§ **Your instructions**
Read the listing and extract each line that includes the word "content".

§ **Records to use**

** START **

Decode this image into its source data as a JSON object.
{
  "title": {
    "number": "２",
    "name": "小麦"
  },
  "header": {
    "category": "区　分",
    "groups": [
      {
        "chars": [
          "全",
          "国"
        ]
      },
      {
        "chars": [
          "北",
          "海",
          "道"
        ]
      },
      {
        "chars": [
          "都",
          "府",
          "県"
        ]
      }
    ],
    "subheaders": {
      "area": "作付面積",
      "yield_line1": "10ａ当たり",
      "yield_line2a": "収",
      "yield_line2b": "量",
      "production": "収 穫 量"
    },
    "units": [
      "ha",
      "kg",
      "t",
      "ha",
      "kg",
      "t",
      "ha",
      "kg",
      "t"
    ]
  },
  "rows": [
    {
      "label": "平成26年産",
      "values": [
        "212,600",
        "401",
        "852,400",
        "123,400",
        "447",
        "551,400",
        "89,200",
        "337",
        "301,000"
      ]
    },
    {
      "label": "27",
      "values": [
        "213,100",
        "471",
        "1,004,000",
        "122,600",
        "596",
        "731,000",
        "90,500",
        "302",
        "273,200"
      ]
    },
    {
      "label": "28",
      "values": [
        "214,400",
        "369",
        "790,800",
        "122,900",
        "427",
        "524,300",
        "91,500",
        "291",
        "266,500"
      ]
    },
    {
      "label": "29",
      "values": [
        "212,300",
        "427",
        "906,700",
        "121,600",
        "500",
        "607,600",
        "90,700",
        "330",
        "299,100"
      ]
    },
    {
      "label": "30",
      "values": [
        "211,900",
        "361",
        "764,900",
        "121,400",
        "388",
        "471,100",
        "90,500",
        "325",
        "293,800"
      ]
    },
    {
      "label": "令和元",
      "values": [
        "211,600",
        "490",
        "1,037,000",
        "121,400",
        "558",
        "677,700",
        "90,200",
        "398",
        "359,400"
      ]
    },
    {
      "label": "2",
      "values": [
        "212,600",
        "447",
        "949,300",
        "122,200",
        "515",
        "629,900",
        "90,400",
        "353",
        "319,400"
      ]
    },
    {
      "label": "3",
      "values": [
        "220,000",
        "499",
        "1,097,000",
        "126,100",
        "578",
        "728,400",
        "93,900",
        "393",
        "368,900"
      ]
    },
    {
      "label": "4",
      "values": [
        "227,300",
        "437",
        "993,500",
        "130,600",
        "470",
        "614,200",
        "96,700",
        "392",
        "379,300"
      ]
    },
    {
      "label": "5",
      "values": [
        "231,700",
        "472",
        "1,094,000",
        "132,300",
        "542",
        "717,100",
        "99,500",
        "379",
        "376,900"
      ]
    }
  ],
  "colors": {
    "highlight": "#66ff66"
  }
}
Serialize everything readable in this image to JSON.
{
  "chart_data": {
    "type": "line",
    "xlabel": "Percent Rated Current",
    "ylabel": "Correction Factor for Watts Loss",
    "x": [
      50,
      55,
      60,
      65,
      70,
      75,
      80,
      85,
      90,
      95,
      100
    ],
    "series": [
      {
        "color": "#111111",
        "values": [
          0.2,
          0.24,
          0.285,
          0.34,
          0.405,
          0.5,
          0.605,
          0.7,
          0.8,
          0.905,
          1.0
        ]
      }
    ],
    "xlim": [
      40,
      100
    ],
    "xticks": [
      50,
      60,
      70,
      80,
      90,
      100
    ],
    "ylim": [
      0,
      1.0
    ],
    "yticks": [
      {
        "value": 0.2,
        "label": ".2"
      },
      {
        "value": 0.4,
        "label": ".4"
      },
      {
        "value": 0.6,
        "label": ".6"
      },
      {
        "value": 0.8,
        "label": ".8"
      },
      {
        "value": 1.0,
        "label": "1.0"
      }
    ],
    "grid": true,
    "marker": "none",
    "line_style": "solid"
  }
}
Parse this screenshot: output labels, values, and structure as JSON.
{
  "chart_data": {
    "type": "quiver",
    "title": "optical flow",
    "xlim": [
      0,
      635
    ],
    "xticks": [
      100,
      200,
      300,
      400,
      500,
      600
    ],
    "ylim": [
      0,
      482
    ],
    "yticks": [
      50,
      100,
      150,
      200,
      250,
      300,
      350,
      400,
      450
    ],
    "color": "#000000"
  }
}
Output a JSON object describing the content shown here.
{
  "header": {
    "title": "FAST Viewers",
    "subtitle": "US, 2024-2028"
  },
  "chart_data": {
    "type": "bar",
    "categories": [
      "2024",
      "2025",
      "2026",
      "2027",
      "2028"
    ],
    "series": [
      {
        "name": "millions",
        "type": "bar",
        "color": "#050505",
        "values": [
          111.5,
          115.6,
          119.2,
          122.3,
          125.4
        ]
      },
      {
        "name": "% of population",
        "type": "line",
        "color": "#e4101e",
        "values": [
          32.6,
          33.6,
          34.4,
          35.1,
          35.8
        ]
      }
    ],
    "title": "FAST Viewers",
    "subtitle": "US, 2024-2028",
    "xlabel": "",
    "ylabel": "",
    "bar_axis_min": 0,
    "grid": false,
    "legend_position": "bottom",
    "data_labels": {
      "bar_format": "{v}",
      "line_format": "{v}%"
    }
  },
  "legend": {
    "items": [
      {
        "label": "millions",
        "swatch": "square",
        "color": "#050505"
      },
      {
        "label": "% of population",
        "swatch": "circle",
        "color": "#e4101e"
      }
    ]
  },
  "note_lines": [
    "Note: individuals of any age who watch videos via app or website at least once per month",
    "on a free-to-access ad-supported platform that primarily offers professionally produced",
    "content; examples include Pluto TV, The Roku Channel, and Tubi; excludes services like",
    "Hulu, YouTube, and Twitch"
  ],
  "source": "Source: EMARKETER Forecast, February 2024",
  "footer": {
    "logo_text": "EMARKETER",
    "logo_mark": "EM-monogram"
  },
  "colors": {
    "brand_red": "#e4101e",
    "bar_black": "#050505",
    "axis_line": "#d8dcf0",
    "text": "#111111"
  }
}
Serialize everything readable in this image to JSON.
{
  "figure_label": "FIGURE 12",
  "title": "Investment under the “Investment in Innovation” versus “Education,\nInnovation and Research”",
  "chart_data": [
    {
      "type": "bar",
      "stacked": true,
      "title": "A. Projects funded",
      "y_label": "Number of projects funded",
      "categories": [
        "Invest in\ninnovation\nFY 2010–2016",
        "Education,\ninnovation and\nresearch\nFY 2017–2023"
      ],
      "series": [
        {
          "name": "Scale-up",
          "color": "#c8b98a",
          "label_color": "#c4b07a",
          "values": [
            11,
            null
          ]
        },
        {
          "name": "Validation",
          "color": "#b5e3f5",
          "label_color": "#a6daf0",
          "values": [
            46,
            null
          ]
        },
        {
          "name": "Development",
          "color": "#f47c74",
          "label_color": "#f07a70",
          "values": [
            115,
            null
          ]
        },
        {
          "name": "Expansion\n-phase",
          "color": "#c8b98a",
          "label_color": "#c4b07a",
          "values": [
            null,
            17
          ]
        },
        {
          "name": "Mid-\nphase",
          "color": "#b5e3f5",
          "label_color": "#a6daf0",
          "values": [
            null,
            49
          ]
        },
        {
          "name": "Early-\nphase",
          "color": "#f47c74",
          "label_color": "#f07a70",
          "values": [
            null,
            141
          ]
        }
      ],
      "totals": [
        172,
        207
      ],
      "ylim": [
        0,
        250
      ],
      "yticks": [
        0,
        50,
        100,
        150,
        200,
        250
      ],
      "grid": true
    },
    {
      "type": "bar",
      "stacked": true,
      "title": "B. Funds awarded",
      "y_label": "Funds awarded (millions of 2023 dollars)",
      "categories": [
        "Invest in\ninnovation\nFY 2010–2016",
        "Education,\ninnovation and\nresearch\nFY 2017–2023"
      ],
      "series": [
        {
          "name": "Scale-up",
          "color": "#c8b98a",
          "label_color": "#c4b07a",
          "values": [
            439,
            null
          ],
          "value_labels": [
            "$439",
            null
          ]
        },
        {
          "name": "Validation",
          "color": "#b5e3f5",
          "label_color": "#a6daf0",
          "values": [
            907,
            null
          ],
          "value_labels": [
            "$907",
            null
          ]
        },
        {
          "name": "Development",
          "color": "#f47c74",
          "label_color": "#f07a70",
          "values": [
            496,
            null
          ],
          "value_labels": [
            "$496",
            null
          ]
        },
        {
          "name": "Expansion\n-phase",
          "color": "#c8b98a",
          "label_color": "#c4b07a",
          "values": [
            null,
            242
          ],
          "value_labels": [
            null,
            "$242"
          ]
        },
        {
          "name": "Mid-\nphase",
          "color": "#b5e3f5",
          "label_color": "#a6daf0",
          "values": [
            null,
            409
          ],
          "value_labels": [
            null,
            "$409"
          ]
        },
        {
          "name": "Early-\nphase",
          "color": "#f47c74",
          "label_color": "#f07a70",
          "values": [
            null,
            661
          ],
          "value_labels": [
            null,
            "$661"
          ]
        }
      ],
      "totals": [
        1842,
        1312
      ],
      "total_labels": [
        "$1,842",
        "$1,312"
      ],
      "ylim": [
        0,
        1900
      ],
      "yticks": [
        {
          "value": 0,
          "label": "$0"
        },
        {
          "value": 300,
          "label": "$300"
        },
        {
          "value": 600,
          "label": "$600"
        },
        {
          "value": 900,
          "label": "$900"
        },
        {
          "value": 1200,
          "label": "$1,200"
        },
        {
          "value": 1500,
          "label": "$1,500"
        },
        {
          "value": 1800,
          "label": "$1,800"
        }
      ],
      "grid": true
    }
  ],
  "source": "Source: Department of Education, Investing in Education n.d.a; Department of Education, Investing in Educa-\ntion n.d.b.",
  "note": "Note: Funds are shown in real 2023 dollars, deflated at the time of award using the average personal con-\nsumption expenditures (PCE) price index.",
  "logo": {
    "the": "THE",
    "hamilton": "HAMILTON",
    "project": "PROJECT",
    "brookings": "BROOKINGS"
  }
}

** END **

§ **Answer to this problem**
Output a JSON object describing the content shown here.
    "content; examples include Pluto TV, The Roku Channel, and Tubi; excludes services like",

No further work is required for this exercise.